Task goal:
Restate the records that follow word for word; no pictures should appear.

Materials provided:

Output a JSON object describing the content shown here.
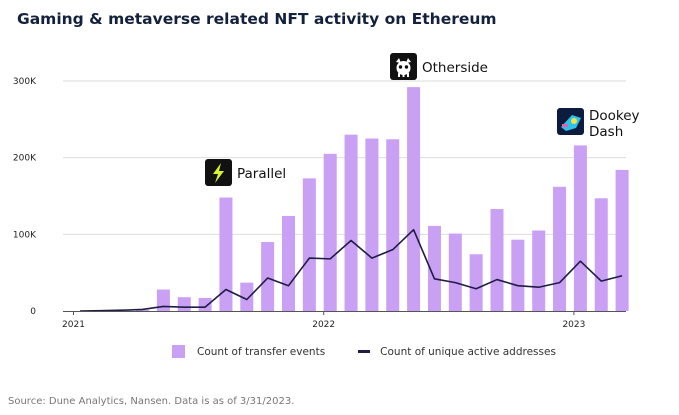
{
  "title": "Gaming & metaverse related NFT activity on Ethereum",
  "source": "Source: Dune Analytics, Nansen. Data is as of 3/31/2023.",
  "legend": {
    "bars": "Count of transfer events",
    "line": "Count of unique active addresses"
  },
  "colors": {
    "bar": "#c9a0f3",
    "line": "#1f1d45",
    "grid": "#dddddd",
    "parallel_icon_bg": "#111111",
    "parallel_icon_fg": "#d6f52a",
    "otherside_icon_bg": "#111111",
    "dookey_icon_bg": "#0d1b3e",
    "dookey_icon_fg": "#29c4e8"
  },
  "chart_data": {
    "type": "bar",
    "title": "Gaming & metaverse related NFT activity on Ethereum",
    "x": [
      "2021-01",
      "2021-02",
      "2021-03",
      "2021-04",
      "2021-05",
      "2021-06",
      "2021-07",
      "2021-08",
      "2021-09",
      "2021-10",
      "2021-11",
      "2021-12",
      "2022-01",
      "2022-02",
      "2022-03",
      "2022-04",
      "2022-05",
      "2022-06",
      "2022-07",
      "2022-08",
      "2022-09",
      "2022-10",
      "2022-11",
      "2022-12",
      "2023-01",
      "2023-02",
      "2023-03"
    ],
    "x_tick_labels": [
      "2021",
      "2022",
      "2023"
    ],
    "y_ticks": [
      0,
      100000,
      200000,
      300000
    ],
    "y_tick_labels": [
      "0",
      "100K",
      "200K",
      "300K"
    ],
    "ylim": [
      0,
      300000
    ],
    "grid": true,
    "legend_position": "bottom",
    "series": [
      {
        "name": "Count of transfer events",
        "type": "bar",
        "values": [
          0,
          500,
          1000,
          1500,
          28000,
          18000,
          17000,
          148000,
          37000,
          90000,
          124000,
          173000,
          205000,
          230000,
          225000,
          224000,
          292000,
          111000,
          101000,
          74000,
          133000,
          93000,
          105000,
          162000,
          216000,
          147000,
          184000
        ]
      },
      {
        "name": "Count of unique active addresses",
        "type": "line",
        "values": [
          0,
          500,
          1000,
          2000,
          6000,
          5000,
          5000,
          28000,
          15000,
          43000,
          33000,
          69000,
          68000,
          92000,
          69000,
          80000,
          106000,
          42000,
          37000,
          29000,
          41000,
          33000,
          31000,
          37000,
          65000,
          39000,
          46000
        ]
      }
    ],
    "annotations": [
      {
        "label": "Parallel",
        "month": "2021-08",
        "icon": "parallel-logo-icon"
      },
      {
        "label": "Otherside",
        "month": "2022-05",
        "icon": "otherside-logo-icon"
      },
      {
        "label": "Dookey Dash",
        "lines": [
          "Dookey",
          "Dash"
        ],
        "month": "2023-01",
        "icon": "dookey-dash-logo-icon"
      }
    ]
  }
}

Task output:
Output a JSON object describing the content shown here.
{
  "title": "Gaming & metaverse related NFT activity on Ethereum",
  "source": "Source: Dune Analytics, Nansen. Data is as of 3/31/2023.",
  "legend": {
    "bars": "Count of transfer events",
    "line": "Count of unique active addresses"
  },
  "colors": {
    "bar": "#c9a0f3",
    "line": "#1f1d45",
    "grid": "#dddddd",
    "parallel_icon_bg": "#111111",
    "parallel_icon_fg": "#d6f52a",
    "otherside_icon_bg": "#111111",
    "dookey_icon_bg": "#0d1b3e",
    "dookey_icon_fg": "#29c4e8"
  },
  "chart_data": {
    "type": "bar",
    "title": "Gaming & metaverse related NFT activity on Ethereum",
    "x": [
      "2021-01",
      "2021-02",
      "2021-03",
      "2021-04",
      "2021-05",
      "2021-06",
      "2021-07",
      "2021-08",
      "2021-09",
      "2021-10",
      "2021-11",
      "2021-12",
      "2022-01",
      "2022-02",
      "2022-03",
      "2022-04",
      "2022-05",
      "2022-06",
      "2022-07",
      "2022-08",
      "2022-09",
      "2022-10",
      "2022-11",
      "2022-12",
      "2023-01",
      "2023-02",
      "2023-03"
    ],
    "x_tick_labels": [
      "2021",
      "2022",
      "2023"
    ],
    "y_ticks": [
      0,
      100000,
      200000,
      300000
    ],
    "y_tick_labels": [
      "0",
      "100K",
      "200K",
      "300K"
    ],
    "ylim": [
      0,
      300000
    ],
    "grid": true,
    "legend_position": "bottom",
    "series": [
      {
        "name": "Count of transfer events",
        "type": "bar",
        "values": [
          0,
          500,
          1000,
          1500,
          28000,
          18000,
          17000,
          148000,
          37000,
          90000,
          124000,
          173000,
          205000,
          230000,
          225000,
          224000,
          292000,
          111000,
          101000,
          74000,
          133000,
          93000,
          105000,
          162000,
          216000,
          147000,
          184000
        ]
      },
      {
        "name": "Count of unique active addresses",
        "type": "line",
        "values": [
          0,
          500,
          1000,
          2000,
          6000,
          5000,
          5000,
          28000,
          15000,
          43000,
          33000,
          69000,
          68000,
          92000,
          69000,
          80000,
          106000,
          42000,
          37000,
          29000,
          41000,
          33000,
          31000,
          37000,
          65000,
          39000,
          46000
        ]
      }
    ],
    "annotations": [
      {
        "label": "Parallel",
        "month": "2021-08",
        "icon": "parallel-logo-icon"
      },
      {
        "label": "Otherside",
        "month": "2022-05",
        "icon": "otherside-logo-icon"
      },
      {
        "label": "Dookey Dash",
        "lines": [
          "Dookey",
          "Dash"
        ],
        "month": "2023-01",
        "icon": "dookey-dash-logo-icon"
      }
    ]
  }
}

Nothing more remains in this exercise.